- **Problems and tasks**
1. The post on Christian free schools names the ministries a church needs in place to offer an effective education ministry. List them.
2. According to the post on Christian free schools, what must the source of right be seen to be for the atheist or humanist?
3. Write out the passage of the post on Christian free schools from "Readers, thank you" to "to focus on?", word for word.

- **Supplied passage**
Readers, thank you for your patience in recent weeks - it has been an intense time of ministry at church and activity in home life, hence writing fell to the back burner. But here is part two of my series on Christian free schools. There are only four questions here, that focus on principles rather than practise, but I hope that there is the essence of response to most questions embedded somewhere within these musings. Please feel free to ask me any other questions in the comments section.
Should churches be spending their time establishing free schools when there are so many other core ministries to focus on?
This question is really a question about the doctrine of the local church – what should its activities encompass and exclude? For centuries, the church has seen education as within its remit, under the biblical exhortations of both discipleship (providing an environment for children to develop a Christian mind) and neighbour-love (providing a truly loving educational option to those outside the church as well as within). It also speaks of a mindset that embraces Christ’s Lordship over all rather than over just a delineated ‘spiritual’ field of existence. So while a church can’t offer an effective education ministry without core teaching, fellowship and pastoral ministries in place, free schools should not be considered as a distraction form these things, but as a blossoming of the holistic mission of the local church.
Shouldn’t the state determine how its people are educated?
It has been interesting in the current debate surrounding same-sex ‘marriage’ that the question of ‘who owns marriage?’ is being asked and discussed. This follows a vacuous silence on the issue of the origin of morality and right in UK, the unspoken assumption being that it is the elected assemblies of state governance that author such matters, expressed through law. This is highly disturbing, as by assuming the state has the right to dictate the moral narrative, one hands those in government carte blanche for totalitarianism at the deepest level – the human and the moral. To avoid such a moral fascism, the source of right must be seen to be either God (for the theist) or some higher, universal-human, inherent code of right (for the atheist/humanist), under which governments must be subservient. Thus for a state to assume the right to define marriage is tyranny – it is an institution fundamental to humanity that stands above culture, ethnicity and democratic whim. The same principles apply to education – the state’s involvement in education is to be warmly welcomed where the instruction is shaped by truth and right, but when the state assumes to define what these are we have intellectual (and hence educational) tyranny. Of course, there are a vast array of parental groups with different views on how ‘truth’ and ‘right’ are to be expressed, which is the beauty of Free Schools – those convicted of the need for education to be founded on ‘higher’ (i.e. those beyond human authorship) principles have the freedom to do so. So while state education is to be warmly welcomed, insistence by the state on the right to educate every child in the realm in the way it sees fit rather than respecting parental right is to be fiercely resisted, especially when the education offered has a faulty notion or no notion of transcendent right.

Data items
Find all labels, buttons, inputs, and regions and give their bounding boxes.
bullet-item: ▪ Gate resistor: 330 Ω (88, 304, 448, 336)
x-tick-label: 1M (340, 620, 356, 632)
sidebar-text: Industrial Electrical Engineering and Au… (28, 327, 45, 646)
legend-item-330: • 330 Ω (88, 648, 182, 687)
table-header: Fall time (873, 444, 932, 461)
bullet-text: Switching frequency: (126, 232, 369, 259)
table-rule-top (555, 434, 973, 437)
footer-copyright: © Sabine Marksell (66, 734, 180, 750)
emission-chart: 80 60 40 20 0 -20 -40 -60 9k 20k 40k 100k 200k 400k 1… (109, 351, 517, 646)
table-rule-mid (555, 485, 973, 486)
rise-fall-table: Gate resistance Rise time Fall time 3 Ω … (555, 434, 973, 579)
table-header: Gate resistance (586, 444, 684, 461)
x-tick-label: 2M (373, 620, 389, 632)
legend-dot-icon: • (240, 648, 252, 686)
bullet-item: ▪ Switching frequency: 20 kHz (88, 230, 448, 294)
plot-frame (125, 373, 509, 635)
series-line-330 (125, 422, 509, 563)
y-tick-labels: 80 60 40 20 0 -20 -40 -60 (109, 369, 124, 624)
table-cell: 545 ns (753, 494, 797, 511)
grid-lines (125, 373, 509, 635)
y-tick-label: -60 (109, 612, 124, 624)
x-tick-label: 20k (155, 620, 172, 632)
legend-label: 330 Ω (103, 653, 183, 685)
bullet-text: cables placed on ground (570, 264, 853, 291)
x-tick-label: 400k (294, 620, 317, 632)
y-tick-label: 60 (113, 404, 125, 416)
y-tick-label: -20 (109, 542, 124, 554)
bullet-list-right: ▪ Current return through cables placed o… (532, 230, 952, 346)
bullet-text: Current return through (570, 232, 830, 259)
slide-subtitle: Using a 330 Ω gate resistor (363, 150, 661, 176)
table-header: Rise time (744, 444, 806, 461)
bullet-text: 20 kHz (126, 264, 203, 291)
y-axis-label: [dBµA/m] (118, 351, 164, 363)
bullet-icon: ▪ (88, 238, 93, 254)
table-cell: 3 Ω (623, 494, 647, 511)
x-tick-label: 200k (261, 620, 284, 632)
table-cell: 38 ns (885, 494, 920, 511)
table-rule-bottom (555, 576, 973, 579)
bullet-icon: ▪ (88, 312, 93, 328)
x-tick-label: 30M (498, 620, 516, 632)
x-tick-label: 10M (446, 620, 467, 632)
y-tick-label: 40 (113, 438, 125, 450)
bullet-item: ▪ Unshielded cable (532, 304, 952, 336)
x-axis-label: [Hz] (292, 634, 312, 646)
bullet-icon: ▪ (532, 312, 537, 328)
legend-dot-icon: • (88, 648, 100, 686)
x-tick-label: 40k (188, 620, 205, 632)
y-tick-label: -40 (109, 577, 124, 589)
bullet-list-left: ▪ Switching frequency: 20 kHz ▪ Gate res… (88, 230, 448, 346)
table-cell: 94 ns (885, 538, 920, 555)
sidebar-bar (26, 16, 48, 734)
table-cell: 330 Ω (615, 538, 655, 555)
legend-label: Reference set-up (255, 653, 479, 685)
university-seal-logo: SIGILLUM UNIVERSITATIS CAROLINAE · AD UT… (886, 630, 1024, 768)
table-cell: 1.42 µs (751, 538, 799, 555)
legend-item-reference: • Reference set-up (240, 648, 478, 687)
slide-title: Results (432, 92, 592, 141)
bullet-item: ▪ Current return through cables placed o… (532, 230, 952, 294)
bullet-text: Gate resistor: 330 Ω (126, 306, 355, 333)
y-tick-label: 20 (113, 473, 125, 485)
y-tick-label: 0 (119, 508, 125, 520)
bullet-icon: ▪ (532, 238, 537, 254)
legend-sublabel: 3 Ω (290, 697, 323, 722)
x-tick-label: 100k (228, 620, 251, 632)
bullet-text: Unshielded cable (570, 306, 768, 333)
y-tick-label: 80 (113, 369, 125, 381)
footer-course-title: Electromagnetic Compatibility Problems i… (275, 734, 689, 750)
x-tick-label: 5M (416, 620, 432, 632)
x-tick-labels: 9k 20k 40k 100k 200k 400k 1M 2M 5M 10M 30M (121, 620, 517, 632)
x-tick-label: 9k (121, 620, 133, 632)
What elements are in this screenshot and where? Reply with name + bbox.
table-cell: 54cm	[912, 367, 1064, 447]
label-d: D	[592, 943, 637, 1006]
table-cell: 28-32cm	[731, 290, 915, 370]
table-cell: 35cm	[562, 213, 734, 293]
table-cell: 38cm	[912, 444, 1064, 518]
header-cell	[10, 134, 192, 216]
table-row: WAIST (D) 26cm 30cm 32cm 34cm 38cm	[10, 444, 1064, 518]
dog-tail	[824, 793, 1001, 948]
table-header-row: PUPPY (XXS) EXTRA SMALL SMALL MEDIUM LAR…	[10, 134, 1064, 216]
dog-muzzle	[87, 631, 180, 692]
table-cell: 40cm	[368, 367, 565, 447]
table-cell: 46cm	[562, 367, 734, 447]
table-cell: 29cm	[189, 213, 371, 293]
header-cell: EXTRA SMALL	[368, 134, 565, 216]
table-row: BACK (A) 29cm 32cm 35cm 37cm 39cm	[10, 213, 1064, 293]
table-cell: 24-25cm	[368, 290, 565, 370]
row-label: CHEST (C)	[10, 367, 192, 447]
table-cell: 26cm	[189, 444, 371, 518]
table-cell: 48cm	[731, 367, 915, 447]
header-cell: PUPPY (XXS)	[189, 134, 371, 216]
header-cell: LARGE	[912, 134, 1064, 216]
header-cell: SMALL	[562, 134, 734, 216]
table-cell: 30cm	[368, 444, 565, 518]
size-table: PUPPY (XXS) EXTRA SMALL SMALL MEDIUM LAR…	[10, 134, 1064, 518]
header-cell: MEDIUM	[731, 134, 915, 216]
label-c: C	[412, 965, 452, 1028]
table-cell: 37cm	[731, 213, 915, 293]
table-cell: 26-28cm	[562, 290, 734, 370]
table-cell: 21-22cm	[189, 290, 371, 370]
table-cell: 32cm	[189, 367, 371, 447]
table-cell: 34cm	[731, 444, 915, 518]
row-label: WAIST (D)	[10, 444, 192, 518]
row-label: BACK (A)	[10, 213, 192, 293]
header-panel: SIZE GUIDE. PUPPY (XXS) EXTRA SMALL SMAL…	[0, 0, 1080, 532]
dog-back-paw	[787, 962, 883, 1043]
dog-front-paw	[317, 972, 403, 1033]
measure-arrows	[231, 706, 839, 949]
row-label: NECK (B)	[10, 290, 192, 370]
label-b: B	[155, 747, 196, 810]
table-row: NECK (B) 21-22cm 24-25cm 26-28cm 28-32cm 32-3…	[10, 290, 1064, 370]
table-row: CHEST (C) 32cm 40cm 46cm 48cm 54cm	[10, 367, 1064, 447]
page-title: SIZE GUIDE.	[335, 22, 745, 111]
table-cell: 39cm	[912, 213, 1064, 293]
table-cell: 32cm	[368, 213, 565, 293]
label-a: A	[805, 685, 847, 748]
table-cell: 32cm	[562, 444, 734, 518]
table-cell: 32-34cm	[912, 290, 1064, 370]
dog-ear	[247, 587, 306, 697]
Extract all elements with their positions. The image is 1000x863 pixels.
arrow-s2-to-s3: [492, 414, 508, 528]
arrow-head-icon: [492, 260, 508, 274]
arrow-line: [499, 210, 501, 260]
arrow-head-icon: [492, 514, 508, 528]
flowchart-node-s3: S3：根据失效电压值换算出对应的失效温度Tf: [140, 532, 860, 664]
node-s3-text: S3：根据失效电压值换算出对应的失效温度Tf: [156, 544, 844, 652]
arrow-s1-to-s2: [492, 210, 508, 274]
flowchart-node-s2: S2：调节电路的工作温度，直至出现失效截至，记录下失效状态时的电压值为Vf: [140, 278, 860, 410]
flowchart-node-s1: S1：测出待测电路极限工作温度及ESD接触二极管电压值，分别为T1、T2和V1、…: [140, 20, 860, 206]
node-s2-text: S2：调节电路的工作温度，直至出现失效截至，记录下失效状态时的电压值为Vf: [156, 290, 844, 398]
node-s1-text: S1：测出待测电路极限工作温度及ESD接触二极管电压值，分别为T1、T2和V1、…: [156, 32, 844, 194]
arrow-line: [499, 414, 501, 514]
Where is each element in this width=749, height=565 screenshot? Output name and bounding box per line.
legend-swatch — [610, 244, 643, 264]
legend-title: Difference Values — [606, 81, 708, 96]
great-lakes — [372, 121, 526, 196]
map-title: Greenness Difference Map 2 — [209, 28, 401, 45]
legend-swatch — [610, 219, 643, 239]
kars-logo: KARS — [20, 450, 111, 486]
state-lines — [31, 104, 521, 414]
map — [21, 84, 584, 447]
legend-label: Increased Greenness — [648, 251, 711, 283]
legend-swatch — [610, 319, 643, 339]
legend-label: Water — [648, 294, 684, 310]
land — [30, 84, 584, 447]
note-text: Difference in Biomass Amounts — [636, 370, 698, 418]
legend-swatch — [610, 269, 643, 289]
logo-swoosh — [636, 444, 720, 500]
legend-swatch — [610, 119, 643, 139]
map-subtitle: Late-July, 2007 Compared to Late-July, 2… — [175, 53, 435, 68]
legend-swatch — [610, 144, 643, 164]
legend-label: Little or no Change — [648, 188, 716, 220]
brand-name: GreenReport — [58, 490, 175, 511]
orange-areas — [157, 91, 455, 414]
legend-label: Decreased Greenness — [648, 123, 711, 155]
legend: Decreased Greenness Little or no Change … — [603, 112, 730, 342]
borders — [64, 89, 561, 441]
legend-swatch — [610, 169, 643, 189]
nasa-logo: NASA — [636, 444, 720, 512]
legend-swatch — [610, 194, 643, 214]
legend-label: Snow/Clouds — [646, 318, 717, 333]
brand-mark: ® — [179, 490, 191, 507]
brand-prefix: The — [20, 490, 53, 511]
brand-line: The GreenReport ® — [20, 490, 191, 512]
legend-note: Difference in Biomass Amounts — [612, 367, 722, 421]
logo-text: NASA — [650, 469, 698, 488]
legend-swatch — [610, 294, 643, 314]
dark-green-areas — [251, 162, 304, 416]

- **Worked solutions**
1. Core teaching, fellowship, pastoral ministries

2. Some higher, universal-human, inherent code of right.

3.
Readers, thank you for your patience in recent weeks - it has been an intense time of ministry at church and activity in home life, hence writing fell to the back burner. But here is part two of my series on Christian free schools. There are only four questions here, that focus on principles rather than practise, but I hope that there is the essence of response to most questions embedded somewhere within these musings. Please feel free to ask me any other questions in the comments section.
Should churches be spending their time establishing free schools when there are so many other core ministries to focus on?